### INPUT
■ ■ ■ ■

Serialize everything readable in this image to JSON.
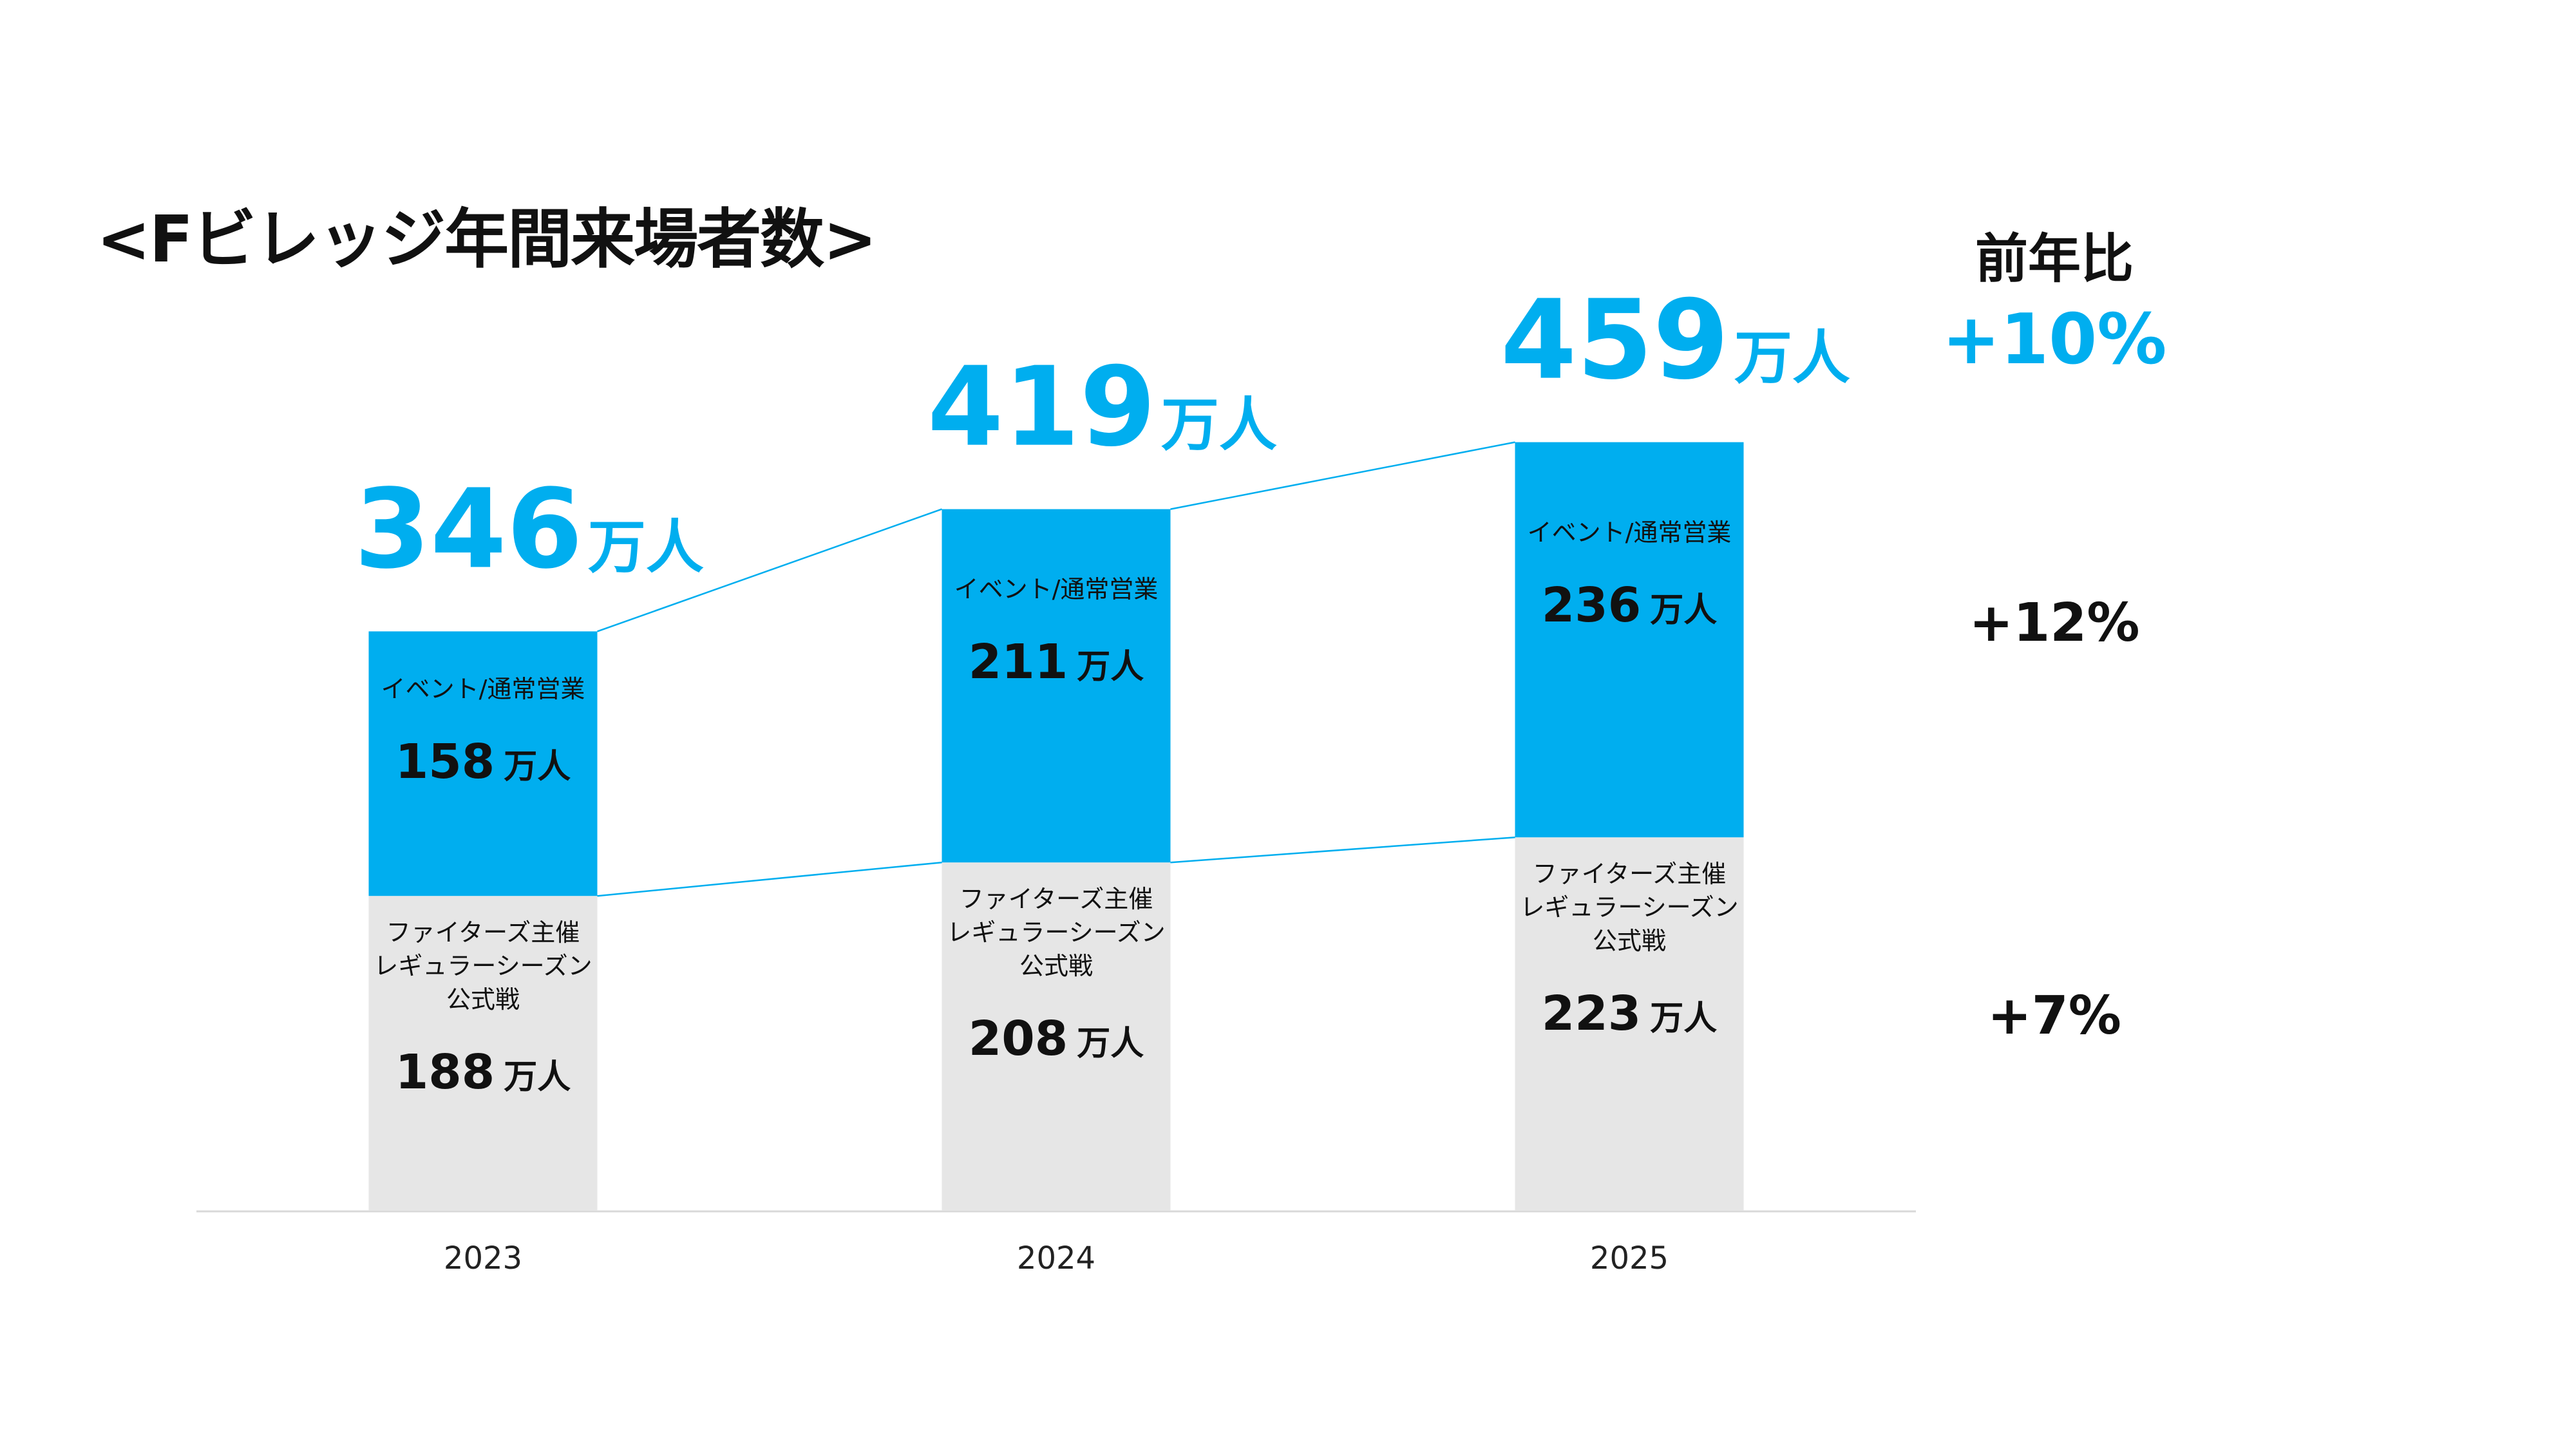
{
  "title": "<Fビレッジ年間来場者数>",
  "unit": "万人",
  "colors": {
    "accent": "#00AEEF",
    "lower_segment": "#E6E6E6",
    "text": "#111111",
    "axis": "#D9D9D9"
  },
  "yoy": {
    "heading": "前年比",
    "total": "+10%",
    "event": "+12%",
    "games": "+7%"
  },
  "chart_data": {
    "type": "bar",
    "stacked": true,
    "categories": [
      "2023",
      "2024",
      "2025"
    ],
    "series": [
      {
        "name": "ファイターズ主催\nレギュラーシーズン\n公式戦",
        "values": [
          188,
          208,
          223
        ],
        "color": "#E6E6E6"
      },
      {
        "name": "イベント/通常営業",
        "values": [
          158,
          211,
          236
        ],
        "color": "#00AEEF"
      }
    ],
    "totals": [
      346,
      419,
      459
    ],
    "connector_lines": true,
    "grid": false,
    "legend": "none"
  }
}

■ ■ ■ ■

### TASK DETAILS
Return all of the entries word for word, but omit the pictures.

### SOLUTION BELOW
Serialize everything readable in this image to JSON.
{
  "title": "<Fビレッジ年間来場者数>",
  "unit": "万人",
  "colors": {
    "accent": "#00AEEF",
    "lower_segment": "#E6E6E6",
    "text": "#111111",
    "axis": "#D9D9D9"
  },
  "yoy": {
    "heading": "前年比",
    "total": "+10%",
    "event": "+12%",
    "games": "+7%"
  },
  "chart_data": {
    "type": "bar",
    "stacked": true,
    "categories": [
      "2023",
      "2024",
      "2025"
    ],
    "series": [
      {
        "name": "ファイターズ主催\nレギュラーシーズン\n公式戦",
        "values": [
          188,
          208,
          223
        ],
        "color": "#E6E6E6"
      },
      {
        "name": "イベント/通常営業",
        "values": [
          158,
          211,
          236
        ],
        "color": "#00AEEF"
      }
    ],
    "totals": [
      346,
      419,
      459
    ],
    "connector_lines": true,
    "grid": false,
    "legend": "none"
  }
}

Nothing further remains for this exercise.